■ **INSTRUCTIONS FOR THE TASK**
Copy word for word the part of the passage on wilderness fire management starting with "Fire is addressed" and going on through "insects, and disease.".

■ **DOCUMENT SECTION**
----------

Many Wilderness ecosystems evolved with fire as a major influencing
force, shaping vegetative type, ecosystem health, and species abundance.
Many plants such as lodgepole pine and chaparral shrub species have
evolved with frequent fire, and regenerate their health and vigor
through periodic burns. Some wildlife species gain almost immediate
habitat benefits after a fire, whereas other species may experience
a decline in their population due to the habitat changes. For example,
deer and elk benefit greatly from the increase in grasses and forbes
that result after a fire, while burned snags provide expanded nesting
opportunities for many birds and small mammals. In contrast, moose
populations can decrease due to loss of brushy willow thickets needed
for forage and cover. Cyclical changes in species composition and
vegetative mosaics after fire are a dynamic and natural aspect of
healthy, functioning ecosystems.
In some areas, decades of fire suppression have altered ecosystems,
resulting in unnatural woody fuel accumulations and dense stands
of vegetation. Rather than viewing fire with fear, it must be allowed
to return to the Wilderness as an important natural process.
The goal of wilderness fire management should be to allow naturally-ignited
fires to burn in Wilderness while protecting human life and property
in or near Wilderness. Naturally ignited fires that start outside
the Wilderness should not be prevented from burning into the Wilderness.
Fire is addressed in the Special Provisions section of the Wilderness
Act, § 4(d). In this section, Congress granted the land management
agencies very broad discretion in regard to three things
the management of fire, insects, and disease.
such measure may be taken as may be necessary in the
control of fire, insects, and diseases, subject to such conditions
as the Secretary deems desirable.
This broad discretion allows managers to either let a wildfire burn,
or actively suppress it using a wide array of tools and equipment,
including motorized means. At the time the Act was written, fire
management in the United States consisted of fighting actively burning
fires. Preventive fire management was not a common concept in the
1950s and 1960s. While it is clear that Congress intended
the agencies to have wide discretion in fighting wildfires, but
it is less clear if the Acts provision for wide discretion
extends to conducting preventive fire management activities such
as forest thinning, prescribed ignitions, or clearing preventive
fire lines inside Wilderness.
Protecting Structures
Substantial fire science research has studied why some homes and
structures ignite when exposed to fire while others do not. Research
findings demonstrate that whether structures are likely to ignite
depends on conditions that exist within 100-200 feet of the structure.
This indicates that thinning vegetation and igniting prescribed
fires miles away will have little affect on protecting structures
from fire (request free videos on structural ignitions from Jack
Cohen, Intermountain Fire Sciences Laboratory, Missoula, MT).
Structural ignitions are a factor of heat, time, and flammability
of materials. For this reason, towering crown fires can pass over
structures without igniting them if the structures have undergone
basic fire-proofing steps because such fires move fast, sweeping
over and past a structure within a few seconds, which is not long
enough to build up enough heat to ignite low-flammability construction
materials.

----------

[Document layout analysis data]
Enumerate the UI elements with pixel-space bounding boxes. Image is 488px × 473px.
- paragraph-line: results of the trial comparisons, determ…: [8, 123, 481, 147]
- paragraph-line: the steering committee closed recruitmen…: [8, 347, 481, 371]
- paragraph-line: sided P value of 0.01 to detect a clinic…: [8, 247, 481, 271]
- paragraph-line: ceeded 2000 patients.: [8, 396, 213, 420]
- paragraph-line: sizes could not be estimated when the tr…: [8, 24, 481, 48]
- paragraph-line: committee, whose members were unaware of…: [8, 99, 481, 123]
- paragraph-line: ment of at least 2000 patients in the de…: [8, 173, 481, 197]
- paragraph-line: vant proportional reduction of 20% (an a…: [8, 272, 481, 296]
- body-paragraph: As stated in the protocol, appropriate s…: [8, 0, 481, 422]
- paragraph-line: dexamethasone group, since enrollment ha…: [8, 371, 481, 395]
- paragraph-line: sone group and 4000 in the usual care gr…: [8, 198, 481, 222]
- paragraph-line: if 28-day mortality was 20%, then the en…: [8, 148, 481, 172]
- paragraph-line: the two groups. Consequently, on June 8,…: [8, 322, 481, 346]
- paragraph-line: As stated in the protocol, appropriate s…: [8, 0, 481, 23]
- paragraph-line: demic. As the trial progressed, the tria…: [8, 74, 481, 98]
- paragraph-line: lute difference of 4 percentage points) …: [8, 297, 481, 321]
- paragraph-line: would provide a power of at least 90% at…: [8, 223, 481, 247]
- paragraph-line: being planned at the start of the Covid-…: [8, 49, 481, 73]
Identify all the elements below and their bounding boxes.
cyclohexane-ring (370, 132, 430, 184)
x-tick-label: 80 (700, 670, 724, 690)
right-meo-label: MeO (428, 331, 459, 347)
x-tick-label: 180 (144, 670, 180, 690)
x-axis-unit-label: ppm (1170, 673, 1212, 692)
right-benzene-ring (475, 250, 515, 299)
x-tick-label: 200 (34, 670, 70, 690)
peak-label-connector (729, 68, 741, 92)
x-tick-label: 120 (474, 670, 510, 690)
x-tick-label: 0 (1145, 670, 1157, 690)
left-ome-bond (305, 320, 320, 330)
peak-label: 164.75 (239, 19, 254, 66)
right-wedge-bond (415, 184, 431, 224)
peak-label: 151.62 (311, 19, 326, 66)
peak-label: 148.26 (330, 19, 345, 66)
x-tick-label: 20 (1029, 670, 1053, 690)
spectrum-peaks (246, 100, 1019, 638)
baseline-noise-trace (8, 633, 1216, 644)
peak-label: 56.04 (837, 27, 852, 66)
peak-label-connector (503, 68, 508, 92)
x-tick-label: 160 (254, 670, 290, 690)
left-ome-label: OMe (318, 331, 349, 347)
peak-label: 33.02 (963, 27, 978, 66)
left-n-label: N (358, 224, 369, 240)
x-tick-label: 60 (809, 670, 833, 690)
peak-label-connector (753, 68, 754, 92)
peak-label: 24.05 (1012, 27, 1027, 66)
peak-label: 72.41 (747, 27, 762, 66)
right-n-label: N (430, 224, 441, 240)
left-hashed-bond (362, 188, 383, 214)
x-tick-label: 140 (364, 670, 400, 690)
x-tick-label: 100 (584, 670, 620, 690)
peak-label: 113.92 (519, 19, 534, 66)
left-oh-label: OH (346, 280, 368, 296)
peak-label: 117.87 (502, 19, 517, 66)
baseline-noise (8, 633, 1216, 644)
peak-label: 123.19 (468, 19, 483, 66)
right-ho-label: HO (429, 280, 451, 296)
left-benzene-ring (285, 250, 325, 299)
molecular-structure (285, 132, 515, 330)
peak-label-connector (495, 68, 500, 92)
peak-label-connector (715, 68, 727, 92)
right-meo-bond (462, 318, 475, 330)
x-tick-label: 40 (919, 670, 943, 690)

----------

■ **ANSWER TO THIS PROBLEM**
Fire is addressed in the Special Provisions section of the Wilderness
Act, § 4(d). In this section, Congress granted the land management
agencies very broad discretion in regard to three things
the management of fire, insects, and disease.